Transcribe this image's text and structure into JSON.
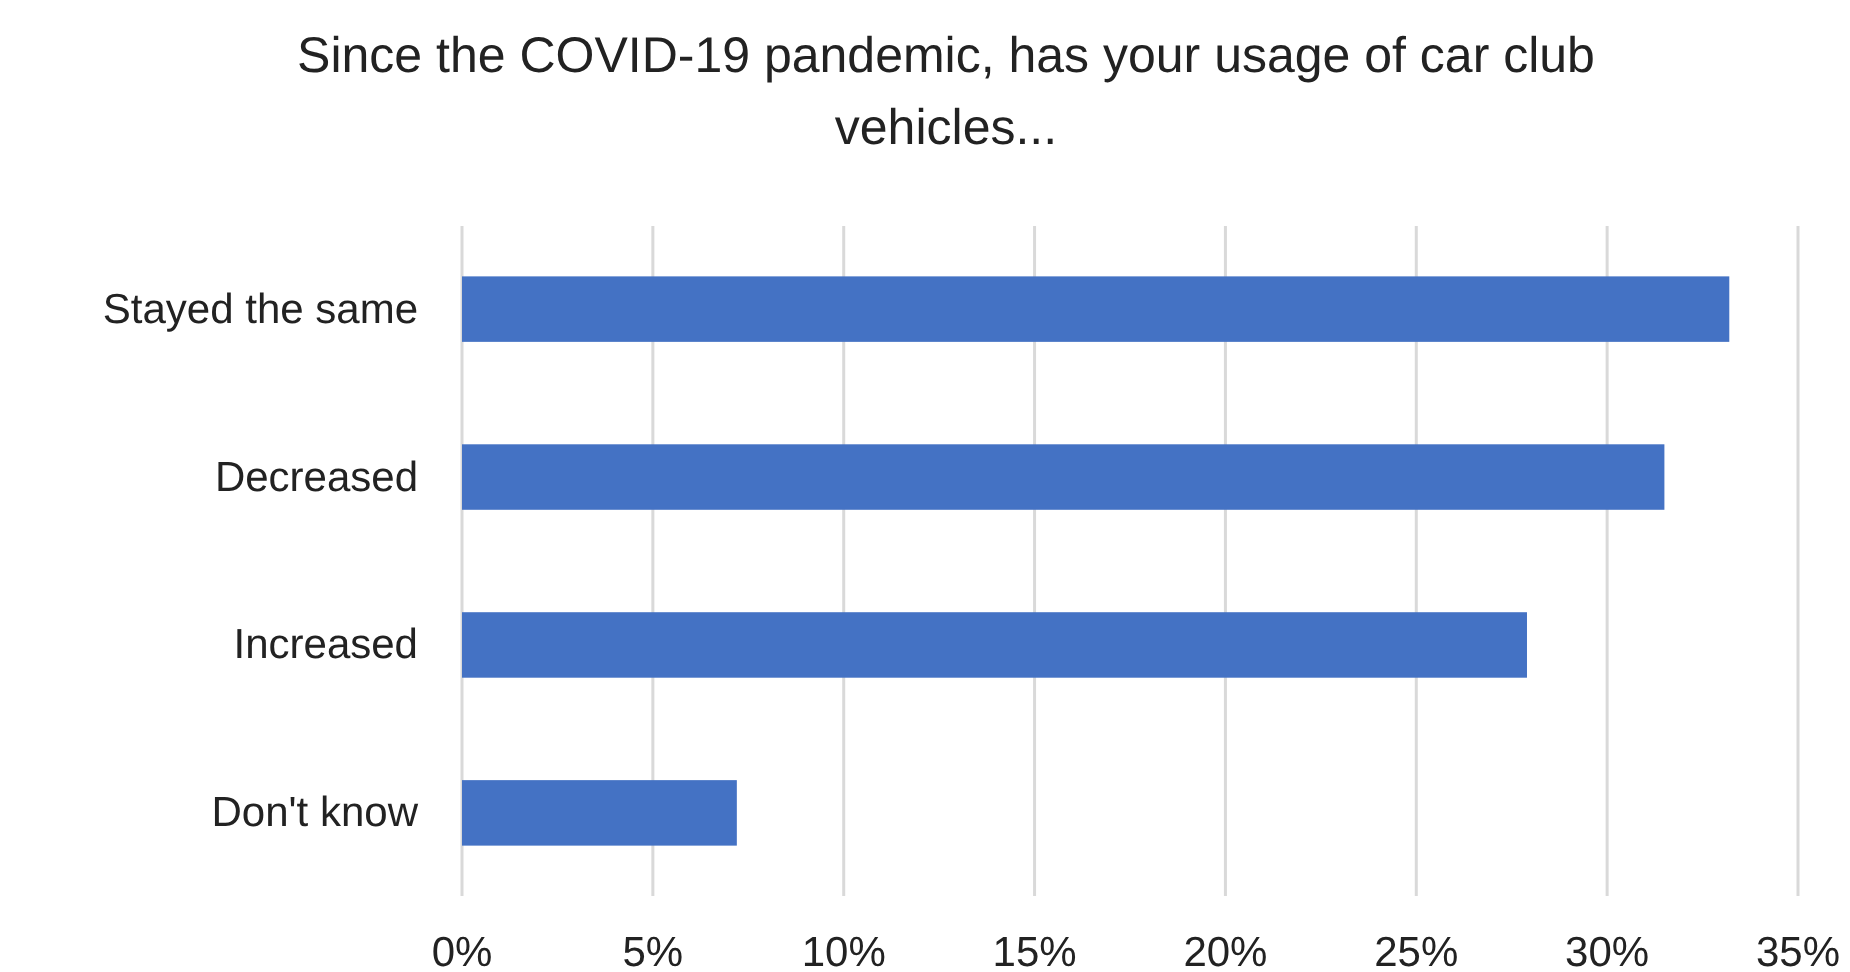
{
  "chart_data": {
    "type": "bar",
    "orientation": "horizontal",
    "title": "Since the COVID-19 pandemic, has your usage of car club vehicles...",
    "categories": [
      "Stayed the same",
      "Decreased",
      "Increased",
      "Don't know"
    ],
    "values": [
      33.2,
      31.5,
      27.9,
      7.2
    ],
    "color": "#4472c4",
    "xlim": [
      0,
      35
    ],
    "xticks": [
      {
        "value": 0,
        "label": "0%"
      },
      {
        "value": 5,
        "label": "5%"
      },
      {
        "value": 10,
        "label": "10%"
      },
      {
        "value": 15,
        "label": "15%"
      },
      {
        "value": 20,
        "label": "20%"
      },
      {
        "value": 25,
        "label": "25%"
      },
      {
        "value": 30,
        "label": "30%"
      },
      {
        "value": 35,
        "label": "35%"
      }
    ],
    "grid": "x"
  }
}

Task prompt:
Leave the pictures out and write out every entry exactly as given.

Finished exercise:
Transcribe this image's text and structure into JSON.
{
  "chart_data": {
    "type": "bar",
    "orientation": "horizontal",
    "title": "Since the COVID-19 pandemic, has your usage of car club vehicles...",
    "categories": [
      "Stayed the same",
      "Decreased",
      "Increased",
      "Don't know"
    ],
    "values": [
      33.2,
      31.5,
      27.9,
      7.2
    ],
    "color": "#4472c4",
    "xlim": [
      0,
      35
    ],
    "xticks": [
      {
        "value": 0,
        "label": "0%"
      },
      {
        "value": 5,
        "label": "5%"
      },
      {
        "value": 10,
        "label": "10%"
      },
      {
        "value": 15,
        "label": "15%"
      },
      {
        "value": 20,
        "label": "20%"
      },
      {
        "value": 25,
        "label": "25%"
      },
      {
        "value": 30,
        "label": "30%"
      },
      {
        "value": 35,
        "label": "35%"
      }
    ],
    "grid": "x"
  }
}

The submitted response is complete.